**INSTRUCTION:**
Collect each line holding the string "PLACA".

**SUPPLIED RECORDS:**
-- start --
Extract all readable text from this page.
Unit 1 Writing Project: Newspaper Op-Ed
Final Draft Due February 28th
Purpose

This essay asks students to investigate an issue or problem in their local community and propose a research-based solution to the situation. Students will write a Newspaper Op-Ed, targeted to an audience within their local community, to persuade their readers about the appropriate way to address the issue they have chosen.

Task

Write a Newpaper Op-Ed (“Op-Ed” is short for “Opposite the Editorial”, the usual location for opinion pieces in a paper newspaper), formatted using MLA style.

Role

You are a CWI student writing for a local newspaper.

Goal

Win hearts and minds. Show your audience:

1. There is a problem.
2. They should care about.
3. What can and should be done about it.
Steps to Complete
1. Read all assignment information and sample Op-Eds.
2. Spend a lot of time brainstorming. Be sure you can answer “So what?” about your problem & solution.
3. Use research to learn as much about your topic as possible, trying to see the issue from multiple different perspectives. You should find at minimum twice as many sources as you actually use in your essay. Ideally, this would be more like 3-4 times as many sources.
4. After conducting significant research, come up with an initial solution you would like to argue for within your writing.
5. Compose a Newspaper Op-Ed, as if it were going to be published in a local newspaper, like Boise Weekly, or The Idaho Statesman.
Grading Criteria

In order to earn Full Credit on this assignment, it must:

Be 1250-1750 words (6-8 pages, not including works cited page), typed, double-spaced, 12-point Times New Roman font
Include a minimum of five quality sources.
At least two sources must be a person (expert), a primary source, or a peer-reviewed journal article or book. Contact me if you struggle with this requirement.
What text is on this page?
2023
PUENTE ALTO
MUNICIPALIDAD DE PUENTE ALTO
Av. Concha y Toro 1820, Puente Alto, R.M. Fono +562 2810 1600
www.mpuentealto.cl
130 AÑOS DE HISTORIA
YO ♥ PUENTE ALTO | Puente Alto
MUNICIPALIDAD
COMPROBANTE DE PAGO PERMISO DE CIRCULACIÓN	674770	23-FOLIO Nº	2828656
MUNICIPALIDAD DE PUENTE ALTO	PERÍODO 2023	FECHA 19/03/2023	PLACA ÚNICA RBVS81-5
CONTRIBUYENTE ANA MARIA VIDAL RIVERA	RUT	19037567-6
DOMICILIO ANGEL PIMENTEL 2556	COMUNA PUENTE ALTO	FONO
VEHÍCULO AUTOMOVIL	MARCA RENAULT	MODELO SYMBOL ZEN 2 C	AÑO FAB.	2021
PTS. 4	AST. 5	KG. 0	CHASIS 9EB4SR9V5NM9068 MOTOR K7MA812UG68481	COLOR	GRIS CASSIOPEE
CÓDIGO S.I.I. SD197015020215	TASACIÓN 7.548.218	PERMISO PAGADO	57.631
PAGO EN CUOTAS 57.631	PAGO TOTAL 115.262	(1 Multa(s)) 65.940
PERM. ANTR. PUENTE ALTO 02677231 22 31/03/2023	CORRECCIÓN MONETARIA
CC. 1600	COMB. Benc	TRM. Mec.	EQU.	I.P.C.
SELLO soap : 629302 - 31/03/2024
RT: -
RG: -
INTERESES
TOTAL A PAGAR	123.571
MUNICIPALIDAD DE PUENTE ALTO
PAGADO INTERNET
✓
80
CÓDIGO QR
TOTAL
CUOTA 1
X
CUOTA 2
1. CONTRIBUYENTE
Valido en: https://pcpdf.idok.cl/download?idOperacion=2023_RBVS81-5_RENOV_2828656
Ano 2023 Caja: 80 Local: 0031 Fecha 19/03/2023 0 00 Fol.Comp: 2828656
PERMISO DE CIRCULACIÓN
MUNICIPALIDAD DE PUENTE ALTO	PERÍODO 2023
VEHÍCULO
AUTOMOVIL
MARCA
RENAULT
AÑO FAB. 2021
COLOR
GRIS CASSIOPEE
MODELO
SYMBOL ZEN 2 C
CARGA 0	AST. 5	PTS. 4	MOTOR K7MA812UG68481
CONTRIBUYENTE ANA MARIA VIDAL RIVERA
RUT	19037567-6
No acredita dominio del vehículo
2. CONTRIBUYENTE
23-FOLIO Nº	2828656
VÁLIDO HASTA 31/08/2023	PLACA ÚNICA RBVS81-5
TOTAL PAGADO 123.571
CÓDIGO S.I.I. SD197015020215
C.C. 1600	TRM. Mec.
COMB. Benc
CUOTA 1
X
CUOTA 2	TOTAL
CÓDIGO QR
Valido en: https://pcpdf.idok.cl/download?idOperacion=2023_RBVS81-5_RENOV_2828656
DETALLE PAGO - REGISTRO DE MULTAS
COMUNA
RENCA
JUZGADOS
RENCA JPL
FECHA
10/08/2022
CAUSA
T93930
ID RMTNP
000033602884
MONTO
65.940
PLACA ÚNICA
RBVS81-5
-- end --
-- start --
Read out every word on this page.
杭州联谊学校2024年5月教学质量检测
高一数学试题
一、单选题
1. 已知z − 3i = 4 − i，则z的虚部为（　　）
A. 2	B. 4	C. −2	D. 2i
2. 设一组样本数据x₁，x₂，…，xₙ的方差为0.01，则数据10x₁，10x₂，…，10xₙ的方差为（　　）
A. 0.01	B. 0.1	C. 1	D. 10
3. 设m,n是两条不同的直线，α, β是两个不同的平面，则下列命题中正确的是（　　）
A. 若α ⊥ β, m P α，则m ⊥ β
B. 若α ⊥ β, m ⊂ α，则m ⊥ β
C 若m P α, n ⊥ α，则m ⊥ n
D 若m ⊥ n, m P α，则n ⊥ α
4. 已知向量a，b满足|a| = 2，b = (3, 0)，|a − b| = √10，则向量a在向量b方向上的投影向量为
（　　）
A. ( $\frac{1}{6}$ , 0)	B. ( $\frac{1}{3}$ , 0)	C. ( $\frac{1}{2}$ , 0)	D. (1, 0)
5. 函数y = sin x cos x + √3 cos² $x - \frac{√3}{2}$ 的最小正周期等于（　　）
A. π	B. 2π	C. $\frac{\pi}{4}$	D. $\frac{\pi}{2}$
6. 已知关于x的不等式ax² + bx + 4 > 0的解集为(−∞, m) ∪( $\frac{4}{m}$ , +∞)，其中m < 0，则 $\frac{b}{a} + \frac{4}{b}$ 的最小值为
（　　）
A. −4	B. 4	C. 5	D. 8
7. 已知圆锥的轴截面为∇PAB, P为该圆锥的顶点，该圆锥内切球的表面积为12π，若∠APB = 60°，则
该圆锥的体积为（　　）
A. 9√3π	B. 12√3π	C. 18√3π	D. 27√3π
-- end --
-- start --
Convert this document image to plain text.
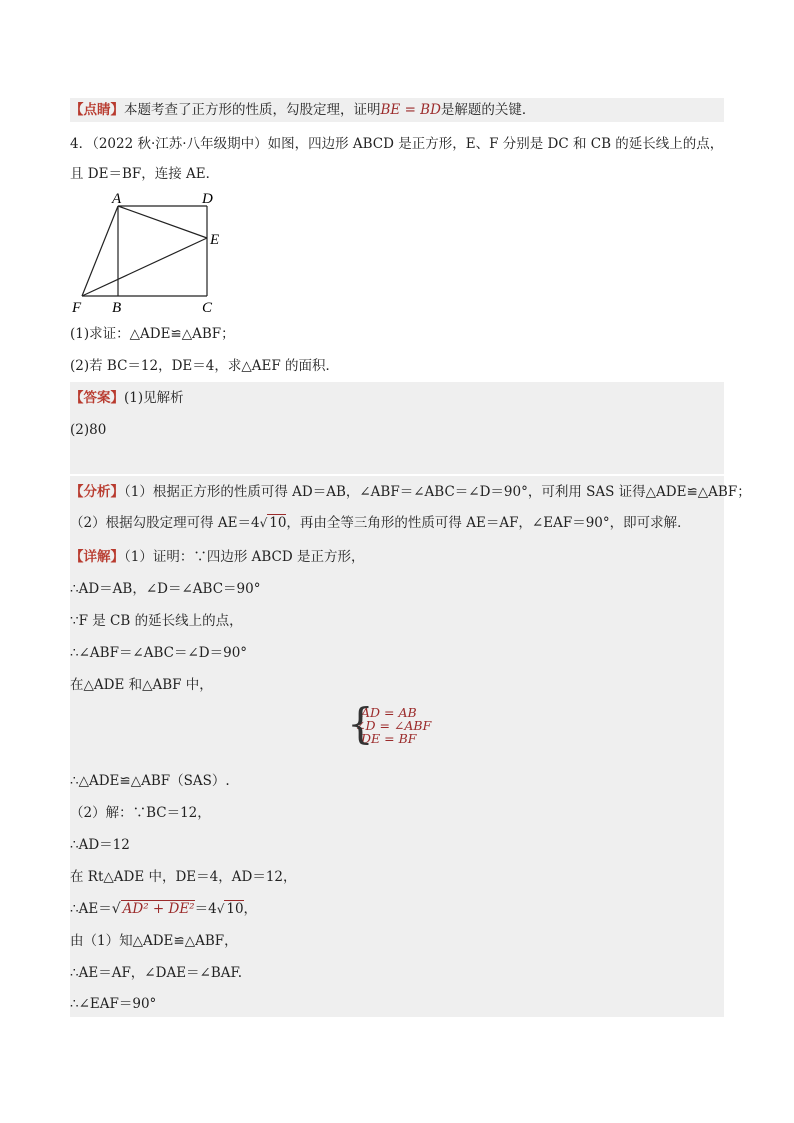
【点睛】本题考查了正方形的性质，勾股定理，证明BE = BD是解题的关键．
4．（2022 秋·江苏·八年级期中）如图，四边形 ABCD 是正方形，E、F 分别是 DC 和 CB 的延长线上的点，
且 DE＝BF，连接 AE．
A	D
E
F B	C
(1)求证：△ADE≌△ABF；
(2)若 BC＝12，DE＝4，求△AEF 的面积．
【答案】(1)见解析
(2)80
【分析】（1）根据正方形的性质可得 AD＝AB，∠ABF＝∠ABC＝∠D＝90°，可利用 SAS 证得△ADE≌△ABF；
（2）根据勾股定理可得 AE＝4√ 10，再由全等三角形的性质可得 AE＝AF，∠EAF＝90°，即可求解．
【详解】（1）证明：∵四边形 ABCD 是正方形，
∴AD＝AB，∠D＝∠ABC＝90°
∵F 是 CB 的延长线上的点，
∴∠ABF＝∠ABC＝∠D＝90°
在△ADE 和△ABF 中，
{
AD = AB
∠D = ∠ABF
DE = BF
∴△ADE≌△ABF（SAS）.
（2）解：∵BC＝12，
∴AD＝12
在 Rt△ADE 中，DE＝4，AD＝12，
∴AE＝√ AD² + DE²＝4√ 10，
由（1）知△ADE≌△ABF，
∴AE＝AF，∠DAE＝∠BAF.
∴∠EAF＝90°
-- end --
**WRITTEN REPLY:**
MUNICIPALIDAD DE PUENTE ALTO	PERÍODO 2023	FECHA 19/03/2023	PLACA ÚNICA RBVS81-5
VÁLIDO HASTA 31/08/2023	PLACA ÚNICA RBVS81-5
PLACA ÚNICA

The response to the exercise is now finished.